THE REQUEST: Work through the data line by line, gathering every line that has the word "jakož".

SUPPLIED DATA:
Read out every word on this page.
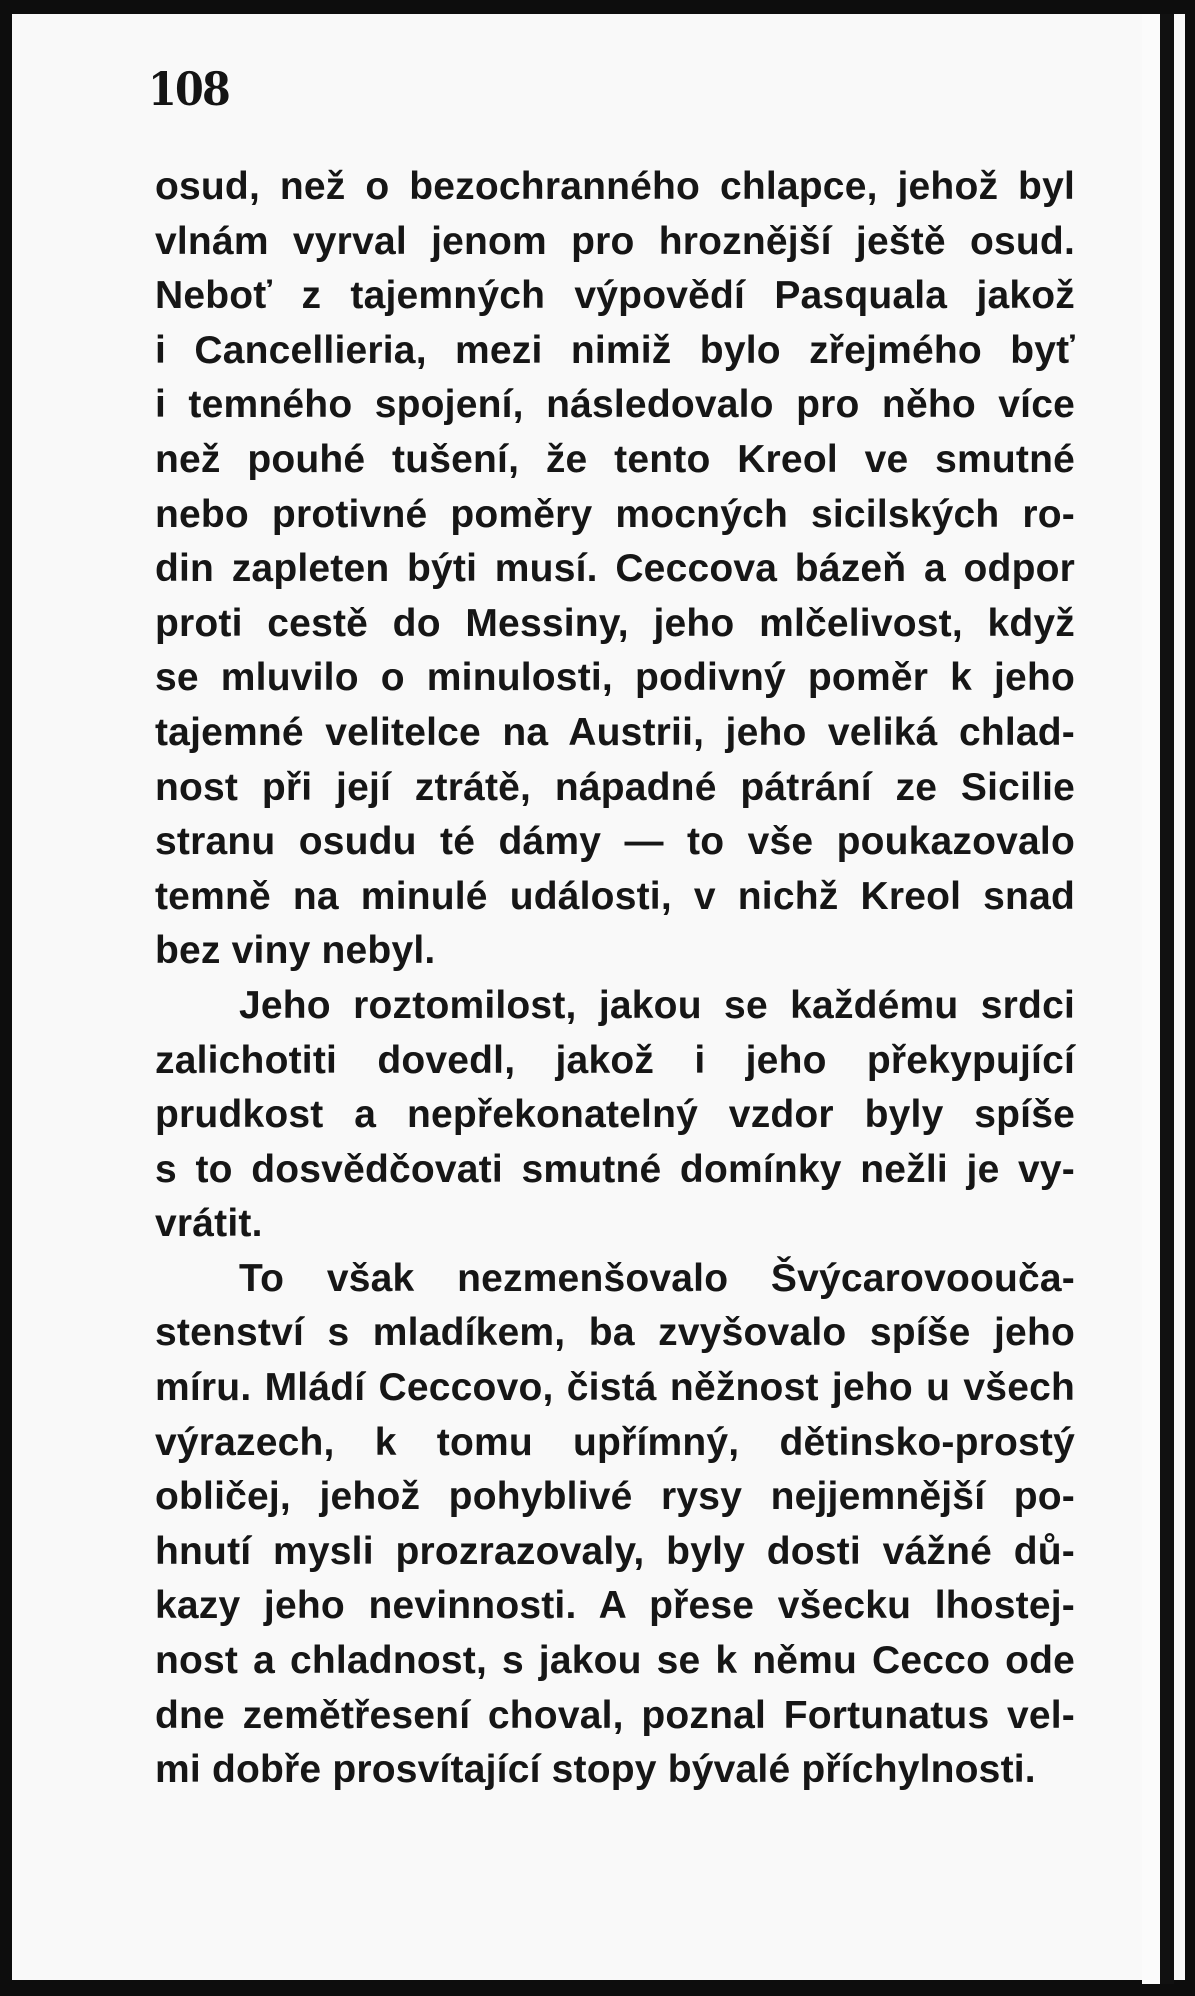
108
osud, než o bezochranného chlapce, jehož byl
vlnám vyrval jenom pro hroznější ještě osud.
Neboť z tajemných výpovědí Pasquala jakož
i Cancellieria, mezi nimiž bylo zřejmého byť
i temného spojení, následovalo pro něho více
než pouhé tušení, že tento Kreol ve smutné
nebo protivné poměry mocných sicilských ro-
din zapleten býti musí. Ceccova bázeň a odpor
proti cestě do Messiny, jeho mlčelivost, když
se mluvilo o minulosti, podivný poměr k jeho
tajemné velitelce na Austrii, jeho veliká chlad-
nost při její ztrátě, nápadné pátrání ze Sicilie
stranu osudu té dámy — to vše poukazovalo
temně na minulé události, v nichž Kreol snad
bez viny nebyl.
Jeho roztomilost, jakou se každému srdci
zalichotiti dovedl, jakož i jeho překypující
prudkost a nepřekonatelný vzdor byly spíše
s to dosvědčovati smutné domínky nežli je vy-
vrátit.
To však nezmenšovalo Švýcarovoouča-
stenství s mladíkem, ba zvyšovalo spíše jeho
míru. Mládí Ceccovo, čistá něžnost jeho u všech
výrazech, k tomu upřímný, dětinsko-prostý
obličej, jehož pohyblivé rysy nejjemnější po-
hnutí mysli prozrazovaly, byly dosti vážné dů-
kazy jeho nevinnosti. A přese všecku lhostej-
nost a chladnost, s jakou se k němu Cecco ode
dne zemětřesení choval, poznal Fortunatus vel-
mi dobře prosvítající stopy bývalé příchylnosti.
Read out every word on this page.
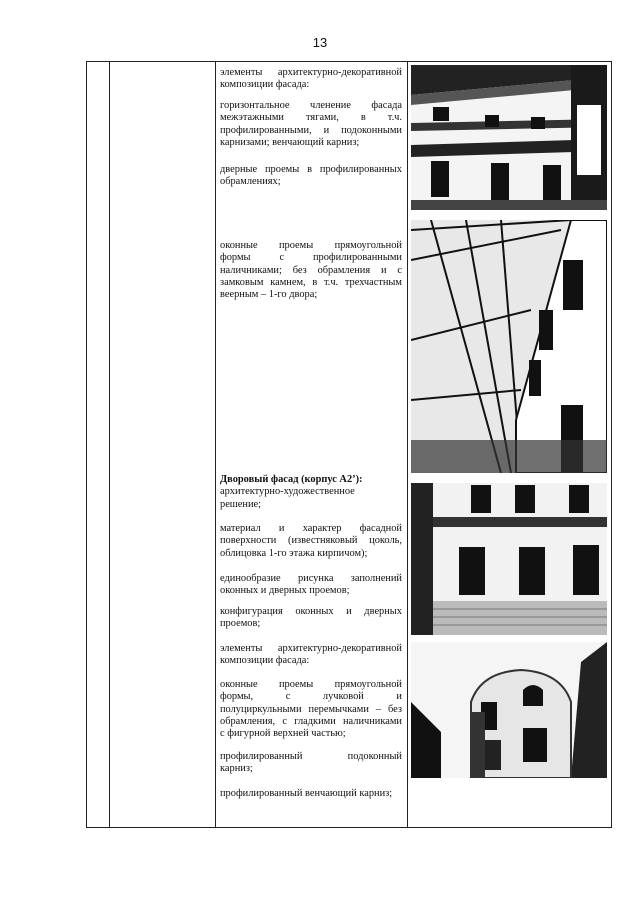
13
элементы архитектурно-декоративной композиции фасада:
горизонтальное членение фасада
межэтажными тягами, в т.ч.
профилированными, и подоконными
карнизами; венчающий карниз;
дверные проемы в профилированных
обрамлениях;
оконные проемы прямоугольной
формы с профилированными
наличниками; без обрамления и с
замковым камнем, в т.ч. трехчастным
веерным – 1-го двора;
Дворовый фасад (корпус А2’):
архитектурно-художественное
решение;
материал и характер фасадной
поверхности (известняковый цоколь,
облицовка 1-го этажа кирпичом);
единообразие рисунка заполнений
оконных и дверных проемов;
конфигурация оконных и дверных
проемов;
элементы архитектурно-декоративной
композиции фасада:
оконные проемы прямоугольной
формы, с лучковой и
полуциркульными перемычками – без
обрамления, с гладкими наличниками
с фигурной верхней частью;
профилированный подоконный
карниз;
профилированный венчающий карниз;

PROBLEM SOLUTION:
Neboť z tajemných výpovědí Pasquala jakož
zalichotiti dovedl, jakož i jeho překypující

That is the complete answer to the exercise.